┌─ RECORDS SHOWN
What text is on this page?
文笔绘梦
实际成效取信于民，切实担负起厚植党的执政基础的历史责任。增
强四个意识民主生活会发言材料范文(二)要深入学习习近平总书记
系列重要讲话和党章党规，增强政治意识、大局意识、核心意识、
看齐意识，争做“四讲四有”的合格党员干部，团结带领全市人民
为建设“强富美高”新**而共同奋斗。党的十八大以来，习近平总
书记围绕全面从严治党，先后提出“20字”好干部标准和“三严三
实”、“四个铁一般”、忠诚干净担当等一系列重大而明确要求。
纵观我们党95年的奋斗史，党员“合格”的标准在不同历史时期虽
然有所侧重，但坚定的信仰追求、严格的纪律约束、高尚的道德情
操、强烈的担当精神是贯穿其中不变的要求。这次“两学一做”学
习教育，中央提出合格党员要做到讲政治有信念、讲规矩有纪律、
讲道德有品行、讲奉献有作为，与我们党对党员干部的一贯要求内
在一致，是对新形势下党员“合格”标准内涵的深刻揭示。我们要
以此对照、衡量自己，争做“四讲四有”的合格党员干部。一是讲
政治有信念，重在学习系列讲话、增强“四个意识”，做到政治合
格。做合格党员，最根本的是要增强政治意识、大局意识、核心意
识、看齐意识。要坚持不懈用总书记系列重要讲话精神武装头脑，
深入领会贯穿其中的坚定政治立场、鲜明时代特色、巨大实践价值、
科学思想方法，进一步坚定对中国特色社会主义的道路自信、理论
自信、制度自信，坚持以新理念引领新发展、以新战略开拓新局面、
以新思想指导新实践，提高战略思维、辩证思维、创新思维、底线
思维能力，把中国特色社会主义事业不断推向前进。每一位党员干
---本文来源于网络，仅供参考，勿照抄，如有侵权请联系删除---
└─
In the entries above, how many lines contain the word "的合格党员干部"? Answer with the number only.

2